EXERCISE DESCRIPTION:
For the listing below, give the count of lines containing the string "note" and nothing else.

==== INPUT DATA ====

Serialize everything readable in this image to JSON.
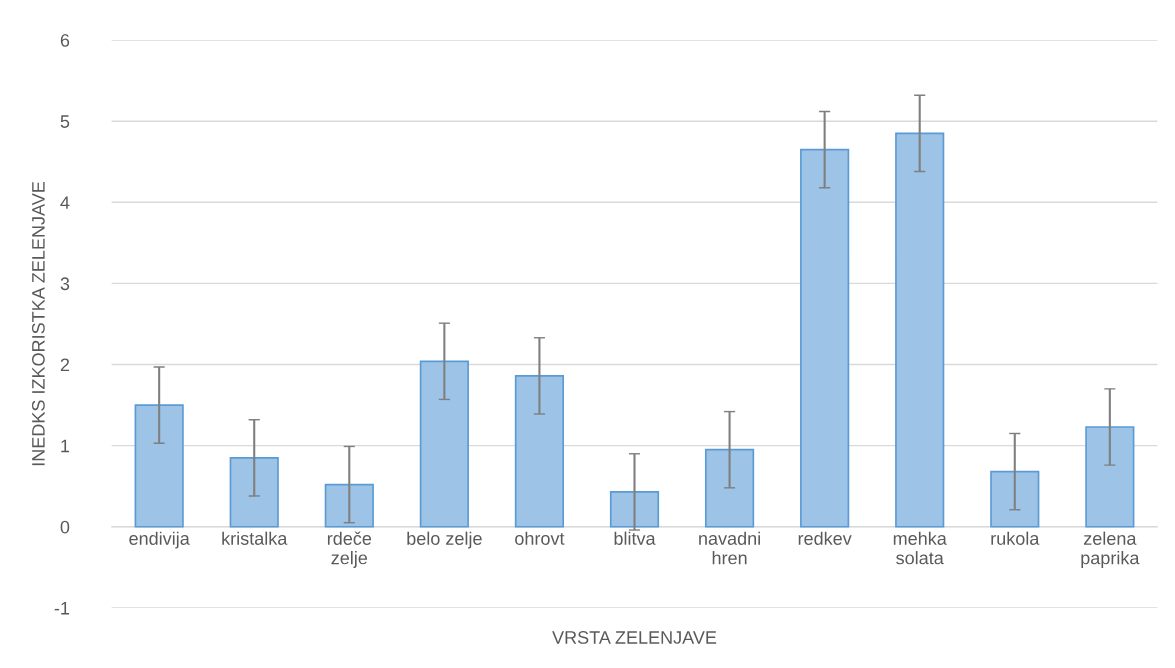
{
  "chart_data": {
    "type": "bar",
    "xlabel": "VRSTA ZELENJAVE",
    "ylabel": "INEDKS IZKORISTKA ZELENJAVE",
    "categories": [
      "endivija",
      "kristalka",
      "rdeče zelje",
      "belo zelje",
      "ohrovt",
      "blitva",
      "navadni hren",
      "redkev",
      "mehka solata",
      "rukola",
      "zelena paprika"
    ],
    "values": [
      1.5,
      0.85,
      0.52,
      2.04,
      1.86,
      0.43,
      0.95,
      4.65,
      4.85,
      0.68,
      1.23
    ],
    "errors": [
      0.47,
      0.47,
      0.47,
      0.47,
      0.47,
      0.47,
      0.47,
      0.47,
      0.47,
      0.47,
      0.47
    ],
    "color": "#9dc3e6",
    "ylim": [
      -1,
      6
    ],
    "yticks": [
      {
        "value": -1,
        "label": "-1"
      },
      0,
      1,
      2,
      3,
      4,
      5,
      6
    ],
    "grid": "y"
  }
}
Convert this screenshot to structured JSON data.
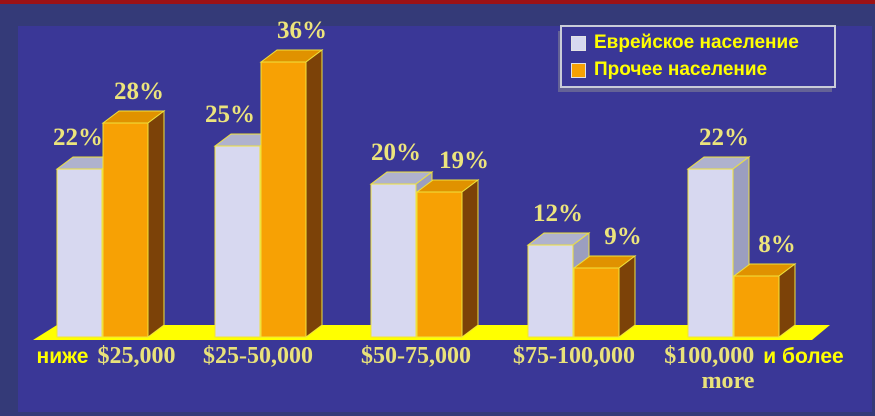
{
  "chart_data": {
    "type": "bar",
    "style": "3d-bars",
    "categories": [
      "ниже $25,000",
      "$25-50,000",
      "$50-75,000",
      "$75-100,000",
      "$100,000 и более (more)"
    ],
    "series": [
      {
        "name": "Еврейское население",
        "values": [
          22,
          25,
          20,
          12,
          22
        ],
        "color": "#D7D8F0"
      },
      {
        "name": "Прочее население",
        "values": [
          28,
          36,
          19,
          9,
          8
        ],
        "color": "#F7A104"
      }
    ],
    "value_labels": [
      [
        "22%",
        "25%",
        "20%",
        "12%",
        "22%"
      ],
      [
        "28%",
        "36%",
        "19%",
        "9%",
        "8%"
      ]
    ],
    "unit": "%",
    "ylim": [
      0,
      40
    ],
    "grid": false,
    "axes_shown": false,
    "legend_position": "top-right",
    "floor": "yellow-3d-platform"
  },
  "categories_rich": [
    {
      "lines": [
        [
          {
            "text": "ниже",
            "style": "sans"
          },
          {
            "text": "$25,000",
            "style": "serif"
          }
        ]
      ]
    },
    {
      "lines": [
        [
          {
            "text": "$25-50,000",
            "style": "serif"
          }
        ]
      ]
    },
    {
      "lines": [
        [
          {
            "text": "$50-75,000",
            "style": "serif"
          }
        ]
      ]
    },
    {
      "lines": [
        [
          {
            "text": "$75-100,000",
            "style": "serif"
          }
        ]
      ]
    },
    {
      "lines": [
        [
          {
            "text": "$100,000",
            "style": "serif"
          },
          {
            "text": "и более",
            "style": "sans"
          }
        ],
        [
          {
            "text": "more",
            "style": "serif"
          }
        ]
      ]
    }
  ],
  "legend": {
    "items": [
      {
        "label": "Еврейское население",
        "color": "#D7D8F0"
      },
      {
        "label": "Прочее население",
        "color": "#F7A104"
      }
    ]
  },
  "colors": {
    "background": "#343A78",
    "panel": "#3A3797",
    "top_stripe": "#9C1216",
    "floor": "#FFFF00",
    "bar_edge": "#EFE23C",
    "series1_front": "#D7D8F0",
    "series1_top": "#AFB2CE",
    "series1_side": "#9B9EC0",
    "series2_front": "#F7A104",
    "series2_top": "#E09200",
    "series2_side": "#7C4208",
    "value_label": "#ECE47C",
    "axis_label_serif": "#E9E27A",
    "axis_label_sans": "#FFFF00",
    "legend_text": "#FFFF00",
    "legend_border": "#C9CCD8"
  }
}
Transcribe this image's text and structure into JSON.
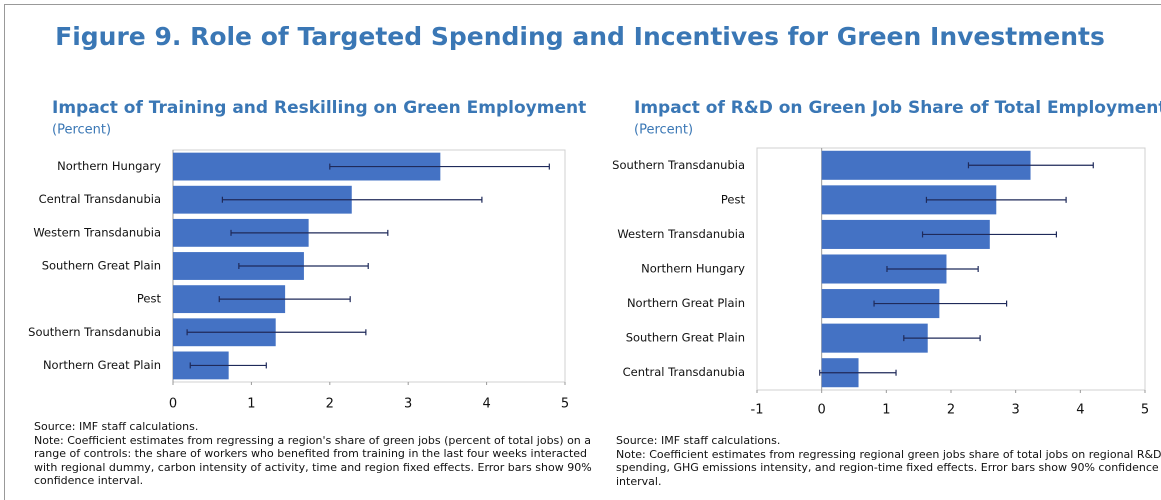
{
  "title": "Figure 9. Role of Targeted Spending and Incentives for Green Investments",
  "chart_data": [
    {
      "type": "bar",
      "orientation": "horizontal",
      "title": "Impact of Training and Reskilling on Green Employment",
      "subtitle": "(Percent)",
      "categories": [
        "Northern Hungary",
        "Central Transdanubia",
        "Western Transdanubia",
        "Southern Great Plain",
        "Pest",
        "Southern Transdanubia",
        "Northern Great Plain"
      ],
      "values": [
        3.41,
        2.28,
        1.73,
        1.67,
        1.43,
        1.31,
        0.71
      ],
      "ci_low": [
        2.0,
        0.63,
        0.74,
        0.84,
        0.59,
        0.18,
        0.22
      ],
      "ci_high": [
        4.8,
        3.94,
        2.74,
        2.49,
        2.26,
        2.46,
        1.19
      ],
      "color": "#4472c4",
      "error_color": "#1f2a5a",
      "xlim": [
        0,
        5
      ],
      "xticks": [
        0,
        1,
        2,
        3,
        4,
        5
      ],
      "source": "Source: IMF staff calculations.",
      "note": "Note: Coefficient estimates from regressing a region's share of green jobs (percent of total jobs) on a range of controls: the share of workers who benefited from training in the last four weeks interacted with regional dummy, carbon intensity of activity, time and region fixed effects. Error bars show 90% confidence interval."
    },
    {
      "type": "bar",
      "orientation": "horizontal",
      "title": "Impact of R&D on Green Job Share of Total Employment",
      "subtitle": "(Percent)",
      "categories": [
        "Southern Transdanubia",
        "Pest",
        "Western Transdanubia",
        "Northern Hungary",
        "Northern Great Plain",
        "Southern Great Plain",
        "Central Transdanubia"
      ],
      "values": [
        3.23,
        2.7,
        2.6,
        1.93,
        1.82,
        1.64,
        0.57
      ],
      "ci_low": [
        2.27,
        1.62,
        1.56,
        1.01,
        0.81,
        1.27,
        -0.03
      ],
      "ci_high": [
        4.2,
        3.78,
        3.63,
        2.42,
        2.86,
        2.45,
        1.15
      ],
      "color": "#4472c4",
      "error_color": "#1f2a5a",
      "xlim": [
        -1,
        5
      ],
      "xticks": [
        -1,
        0,
        1,
        2,
        3,
        4,
        5
      ],
      "source": "Source: IMF staff calculations.",
      "note": "Note: Coefficient estimates from regressing regional green jobs share of total jobs on regional R&D spending, GHG emissions intensity, and region-time fixed effects. Error bars show 90% confidence interval."
    }
  ]
}
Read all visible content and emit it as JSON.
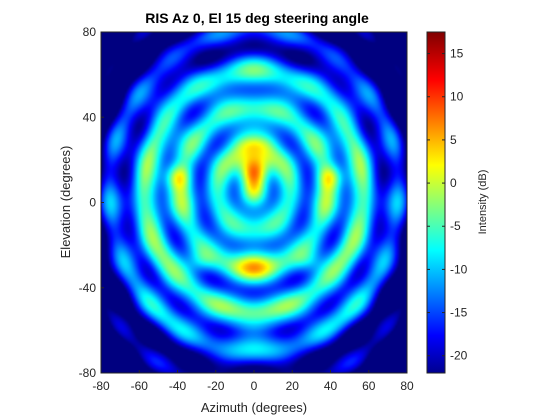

====

RESULT BELOW:
2